Copy each line below that contains "desidera".

_ _ _ _

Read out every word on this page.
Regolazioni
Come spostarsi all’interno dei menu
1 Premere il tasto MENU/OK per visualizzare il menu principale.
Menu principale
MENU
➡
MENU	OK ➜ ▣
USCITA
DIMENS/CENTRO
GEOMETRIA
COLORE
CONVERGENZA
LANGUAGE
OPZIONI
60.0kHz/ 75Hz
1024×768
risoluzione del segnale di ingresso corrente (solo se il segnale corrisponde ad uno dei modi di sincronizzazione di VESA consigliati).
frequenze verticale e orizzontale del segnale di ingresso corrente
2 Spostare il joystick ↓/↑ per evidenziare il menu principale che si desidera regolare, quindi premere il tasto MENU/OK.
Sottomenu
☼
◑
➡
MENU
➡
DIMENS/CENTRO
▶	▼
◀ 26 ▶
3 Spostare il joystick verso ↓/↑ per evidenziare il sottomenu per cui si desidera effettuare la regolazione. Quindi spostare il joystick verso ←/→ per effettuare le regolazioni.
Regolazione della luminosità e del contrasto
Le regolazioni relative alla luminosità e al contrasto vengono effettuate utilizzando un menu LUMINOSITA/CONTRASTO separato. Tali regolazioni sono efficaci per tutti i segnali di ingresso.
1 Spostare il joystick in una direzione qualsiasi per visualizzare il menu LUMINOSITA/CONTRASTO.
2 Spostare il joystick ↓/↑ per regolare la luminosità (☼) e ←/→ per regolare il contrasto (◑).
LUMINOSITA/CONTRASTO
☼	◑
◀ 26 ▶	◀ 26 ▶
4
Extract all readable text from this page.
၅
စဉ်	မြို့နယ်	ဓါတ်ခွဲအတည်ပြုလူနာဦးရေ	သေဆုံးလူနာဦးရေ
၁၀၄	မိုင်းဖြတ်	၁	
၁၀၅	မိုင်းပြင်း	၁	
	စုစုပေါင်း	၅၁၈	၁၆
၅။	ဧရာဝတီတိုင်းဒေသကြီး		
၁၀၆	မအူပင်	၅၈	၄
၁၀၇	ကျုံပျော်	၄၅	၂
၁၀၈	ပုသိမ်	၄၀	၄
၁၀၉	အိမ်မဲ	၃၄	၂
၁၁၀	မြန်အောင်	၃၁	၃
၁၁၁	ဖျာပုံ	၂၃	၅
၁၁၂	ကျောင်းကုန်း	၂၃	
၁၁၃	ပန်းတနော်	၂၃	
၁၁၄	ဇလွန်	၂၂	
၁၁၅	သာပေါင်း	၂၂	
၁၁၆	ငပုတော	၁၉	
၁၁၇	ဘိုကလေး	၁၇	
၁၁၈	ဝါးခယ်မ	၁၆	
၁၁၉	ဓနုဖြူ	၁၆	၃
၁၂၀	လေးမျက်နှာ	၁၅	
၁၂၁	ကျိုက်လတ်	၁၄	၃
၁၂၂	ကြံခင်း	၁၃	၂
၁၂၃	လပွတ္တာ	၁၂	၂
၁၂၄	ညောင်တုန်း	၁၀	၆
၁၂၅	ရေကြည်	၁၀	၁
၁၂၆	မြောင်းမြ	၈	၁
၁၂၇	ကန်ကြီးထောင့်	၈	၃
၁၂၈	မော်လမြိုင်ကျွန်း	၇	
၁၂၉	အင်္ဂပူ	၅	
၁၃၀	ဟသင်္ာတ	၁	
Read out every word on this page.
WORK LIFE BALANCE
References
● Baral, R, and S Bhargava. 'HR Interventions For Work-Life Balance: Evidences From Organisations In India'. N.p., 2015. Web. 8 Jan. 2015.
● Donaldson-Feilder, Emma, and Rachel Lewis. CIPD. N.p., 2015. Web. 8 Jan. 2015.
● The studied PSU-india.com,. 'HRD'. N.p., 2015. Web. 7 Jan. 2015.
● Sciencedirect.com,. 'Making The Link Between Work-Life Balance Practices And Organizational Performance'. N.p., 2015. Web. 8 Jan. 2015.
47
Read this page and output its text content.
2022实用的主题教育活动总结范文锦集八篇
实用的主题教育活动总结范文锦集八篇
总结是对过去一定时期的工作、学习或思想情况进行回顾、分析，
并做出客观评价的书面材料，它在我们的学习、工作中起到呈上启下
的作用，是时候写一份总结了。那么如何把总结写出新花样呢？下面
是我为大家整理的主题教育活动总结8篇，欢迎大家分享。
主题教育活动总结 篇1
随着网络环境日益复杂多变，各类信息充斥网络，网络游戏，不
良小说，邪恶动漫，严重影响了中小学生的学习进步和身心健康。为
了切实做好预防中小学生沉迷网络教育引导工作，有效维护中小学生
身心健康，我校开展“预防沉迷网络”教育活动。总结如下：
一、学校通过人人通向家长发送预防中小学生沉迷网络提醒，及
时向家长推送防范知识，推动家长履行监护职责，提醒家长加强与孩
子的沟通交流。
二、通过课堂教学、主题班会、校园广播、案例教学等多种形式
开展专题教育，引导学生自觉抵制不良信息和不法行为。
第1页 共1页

_ _ _ _

**Response to this exercise**
2 Spostare il joystick ↓/↑ per evidenziare il menu principale che si desidera regolare, quindi premere il tasto MENU/OK.
3 Spostare il joystick verso ↓/↑ per evidenziare il sottomenu per cui si desidera effettuare la regolazione. Quindi spostare il joystick verso ←/→ per effettuare le regolazioni.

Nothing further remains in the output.